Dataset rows
····················

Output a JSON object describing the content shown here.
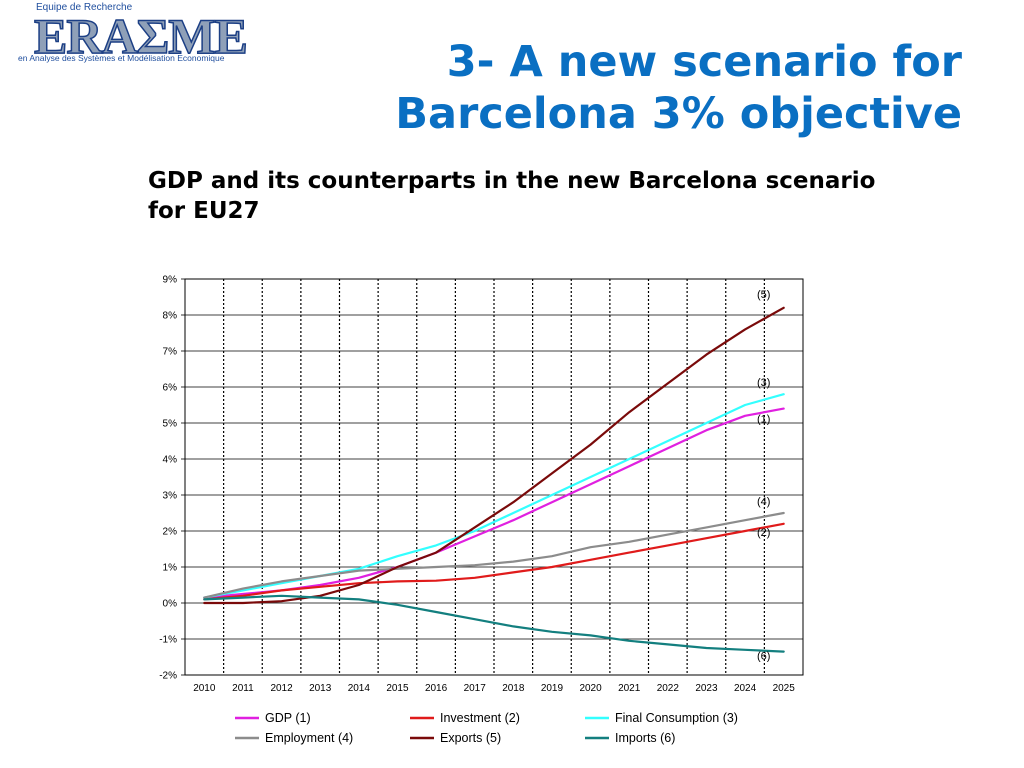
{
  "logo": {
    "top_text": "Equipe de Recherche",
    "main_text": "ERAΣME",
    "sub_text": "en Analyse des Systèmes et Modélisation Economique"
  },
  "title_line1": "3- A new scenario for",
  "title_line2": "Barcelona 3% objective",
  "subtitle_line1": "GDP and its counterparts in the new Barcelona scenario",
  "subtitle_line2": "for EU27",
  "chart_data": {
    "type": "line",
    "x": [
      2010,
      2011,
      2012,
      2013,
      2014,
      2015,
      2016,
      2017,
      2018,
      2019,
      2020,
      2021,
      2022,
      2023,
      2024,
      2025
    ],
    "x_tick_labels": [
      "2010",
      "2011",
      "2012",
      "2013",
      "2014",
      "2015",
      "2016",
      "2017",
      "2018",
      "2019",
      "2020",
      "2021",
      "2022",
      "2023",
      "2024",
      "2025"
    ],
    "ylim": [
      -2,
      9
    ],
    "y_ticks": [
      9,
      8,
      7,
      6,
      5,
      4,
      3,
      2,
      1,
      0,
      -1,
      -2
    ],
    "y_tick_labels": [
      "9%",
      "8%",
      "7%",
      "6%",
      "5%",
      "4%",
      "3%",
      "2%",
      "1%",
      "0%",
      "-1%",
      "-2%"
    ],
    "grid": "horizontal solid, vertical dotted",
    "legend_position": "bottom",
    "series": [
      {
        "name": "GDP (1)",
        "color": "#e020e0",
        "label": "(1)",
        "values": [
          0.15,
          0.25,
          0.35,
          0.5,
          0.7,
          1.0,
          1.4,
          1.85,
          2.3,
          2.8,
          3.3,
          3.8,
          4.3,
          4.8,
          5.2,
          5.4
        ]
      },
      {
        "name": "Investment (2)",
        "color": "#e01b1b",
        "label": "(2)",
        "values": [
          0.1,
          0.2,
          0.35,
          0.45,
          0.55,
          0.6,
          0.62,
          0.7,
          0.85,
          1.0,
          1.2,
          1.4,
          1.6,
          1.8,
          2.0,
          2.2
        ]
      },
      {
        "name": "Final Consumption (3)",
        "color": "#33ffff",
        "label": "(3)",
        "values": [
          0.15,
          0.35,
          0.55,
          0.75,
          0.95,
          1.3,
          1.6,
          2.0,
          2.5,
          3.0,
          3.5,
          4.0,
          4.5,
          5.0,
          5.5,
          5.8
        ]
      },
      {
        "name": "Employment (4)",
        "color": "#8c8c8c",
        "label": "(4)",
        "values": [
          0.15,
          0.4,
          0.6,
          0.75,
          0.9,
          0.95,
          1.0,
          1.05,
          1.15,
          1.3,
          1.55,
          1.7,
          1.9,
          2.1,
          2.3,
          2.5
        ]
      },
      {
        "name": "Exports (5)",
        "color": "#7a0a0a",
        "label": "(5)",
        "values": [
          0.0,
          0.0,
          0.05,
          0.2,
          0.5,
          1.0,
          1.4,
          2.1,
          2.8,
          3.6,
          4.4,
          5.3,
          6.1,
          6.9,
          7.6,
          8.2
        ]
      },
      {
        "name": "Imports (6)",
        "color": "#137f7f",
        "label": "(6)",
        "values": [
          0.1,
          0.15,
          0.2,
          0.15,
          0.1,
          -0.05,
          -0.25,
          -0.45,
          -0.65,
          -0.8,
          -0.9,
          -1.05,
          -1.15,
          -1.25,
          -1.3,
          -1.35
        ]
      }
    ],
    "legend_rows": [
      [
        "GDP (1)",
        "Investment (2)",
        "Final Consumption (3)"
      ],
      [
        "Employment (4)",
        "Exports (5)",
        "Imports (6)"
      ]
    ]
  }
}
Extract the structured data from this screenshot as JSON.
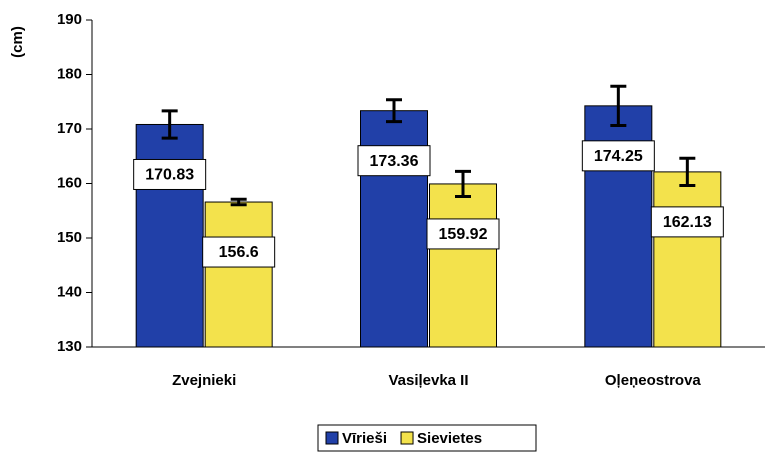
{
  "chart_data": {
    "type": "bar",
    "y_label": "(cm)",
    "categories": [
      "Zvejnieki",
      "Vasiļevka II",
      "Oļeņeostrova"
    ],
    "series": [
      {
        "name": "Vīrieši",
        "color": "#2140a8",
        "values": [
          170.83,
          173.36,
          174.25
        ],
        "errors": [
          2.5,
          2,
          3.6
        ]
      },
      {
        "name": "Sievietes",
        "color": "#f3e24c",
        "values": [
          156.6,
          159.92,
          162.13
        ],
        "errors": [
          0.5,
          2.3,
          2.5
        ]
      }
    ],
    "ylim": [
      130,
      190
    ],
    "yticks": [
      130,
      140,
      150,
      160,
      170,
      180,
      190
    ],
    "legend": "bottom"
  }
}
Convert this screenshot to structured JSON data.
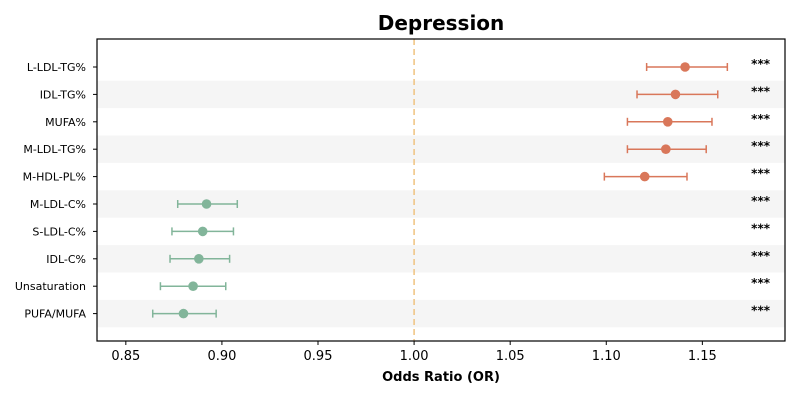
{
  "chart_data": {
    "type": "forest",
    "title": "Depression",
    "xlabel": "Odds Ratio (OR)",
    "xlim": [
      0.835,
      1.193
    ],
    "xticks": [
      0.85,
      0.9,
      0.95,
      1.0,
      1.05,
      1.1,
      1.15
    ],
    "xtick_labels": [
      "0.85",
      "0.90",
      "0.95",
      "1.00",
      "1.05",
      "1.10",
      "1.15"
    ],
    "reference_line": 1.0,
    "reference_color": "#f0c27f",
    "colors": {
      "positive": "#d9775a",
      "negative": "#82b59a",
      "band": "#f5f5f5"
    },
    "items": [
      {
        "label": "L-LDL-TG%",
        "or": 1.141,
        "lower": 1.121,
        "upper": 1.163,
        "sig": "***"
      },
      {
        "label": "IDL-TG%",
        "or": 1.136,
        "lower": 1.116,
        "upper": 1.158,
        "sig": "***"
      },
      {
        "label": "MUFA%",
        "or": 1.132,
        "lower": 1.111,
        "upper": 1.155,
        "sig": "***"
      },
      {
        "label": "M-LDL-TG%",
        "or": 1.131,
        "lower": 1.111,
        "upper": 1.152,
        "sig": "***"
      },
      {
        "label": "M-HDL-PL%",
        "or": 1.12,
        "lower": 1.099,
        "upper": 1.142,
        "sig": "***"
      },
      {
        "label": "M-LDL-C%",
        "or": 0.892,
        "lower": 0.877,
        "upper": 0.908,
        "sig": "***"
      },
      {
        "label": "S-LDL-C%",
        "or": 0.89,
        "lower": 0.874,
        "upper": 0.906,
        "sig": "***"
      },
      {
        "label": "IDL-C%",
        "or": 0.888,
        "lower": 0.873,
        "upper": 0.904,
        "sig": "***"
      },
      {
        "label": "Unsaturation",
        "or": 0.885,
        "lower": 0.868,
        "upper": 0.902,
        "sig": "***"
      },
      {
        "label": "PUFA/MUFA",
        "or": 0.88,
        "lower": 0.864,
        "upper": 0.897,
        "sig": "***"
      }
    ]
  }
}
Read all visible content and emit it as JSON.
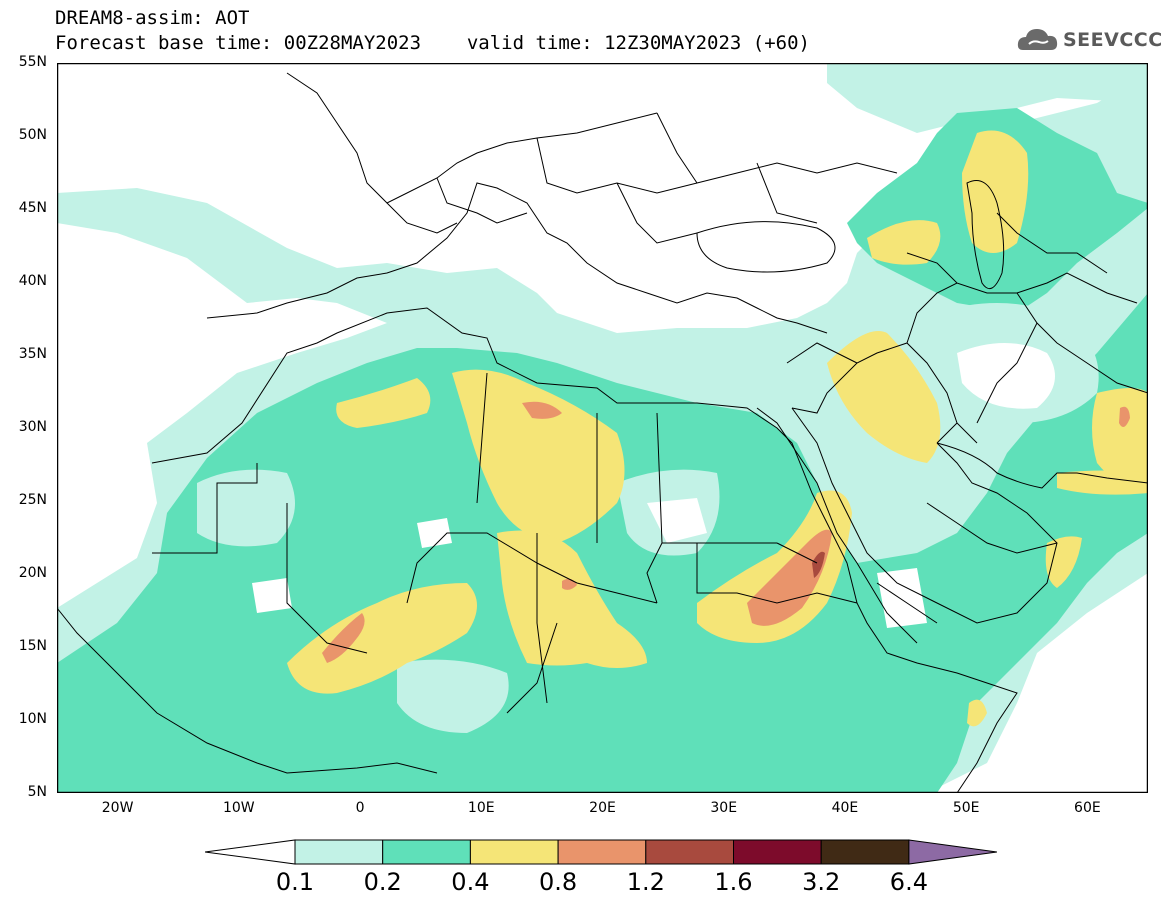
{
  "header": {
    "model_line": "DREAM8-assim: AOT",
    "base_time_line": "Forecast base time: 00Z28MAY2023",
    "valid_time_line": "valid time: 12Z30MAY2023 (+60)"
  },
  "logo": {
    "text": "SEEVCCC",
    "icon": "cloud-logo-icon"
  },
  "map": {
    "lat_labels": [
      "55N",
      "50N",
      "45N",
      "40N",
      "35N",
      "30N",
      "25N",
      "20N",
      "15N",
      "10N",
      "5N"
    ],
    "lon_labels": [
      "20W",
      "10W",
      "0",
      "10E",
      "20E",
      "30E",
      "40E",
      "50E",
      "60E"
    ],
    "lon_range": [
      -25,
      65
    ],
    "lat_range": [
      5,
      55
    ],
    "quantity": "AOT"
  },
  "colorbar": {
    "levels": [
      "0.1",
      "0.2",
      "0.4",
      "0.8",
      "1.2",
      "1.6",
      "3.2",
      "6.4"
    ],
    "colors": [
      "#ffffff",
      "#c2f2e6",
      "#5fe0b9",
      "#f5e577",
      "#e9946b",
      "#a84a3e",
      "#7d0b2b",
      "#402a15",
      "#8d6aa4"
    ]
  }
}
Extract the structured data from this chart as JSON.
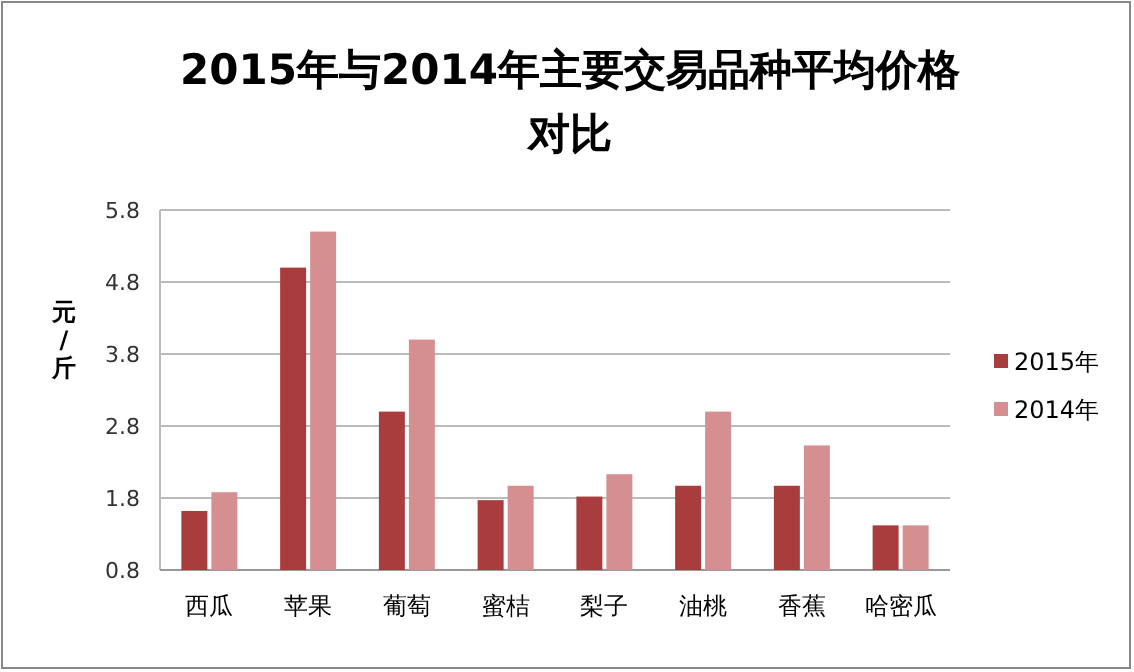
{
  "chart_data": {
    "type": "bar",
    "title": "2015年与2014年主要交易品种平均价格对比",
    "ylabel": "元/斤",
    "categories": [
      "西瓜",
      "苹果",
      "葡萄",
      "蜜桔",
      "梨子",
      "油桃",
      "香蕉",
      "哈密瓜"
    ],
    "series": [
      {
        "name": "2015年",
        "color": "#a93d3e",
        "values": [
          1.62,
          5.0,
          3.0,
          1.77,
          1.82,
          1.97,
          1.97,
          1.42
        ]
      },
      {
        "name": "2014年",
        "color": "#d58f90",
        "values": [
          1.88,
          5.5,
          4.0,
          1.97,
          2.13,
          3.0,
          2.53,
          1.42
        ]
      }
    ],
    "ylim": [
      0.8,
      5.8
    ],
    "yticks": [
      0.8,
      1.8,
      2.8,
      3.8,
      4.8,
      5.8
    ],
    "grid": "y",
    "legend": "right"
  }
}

····················

> [TASK TO CARRY OUT]:
Copy out all lines above that include the string "screenshot".

> [TASK RESPONSE]:
Extract the structured data from this screenshot as JSON.
Convert this screenshot to structured JSON data.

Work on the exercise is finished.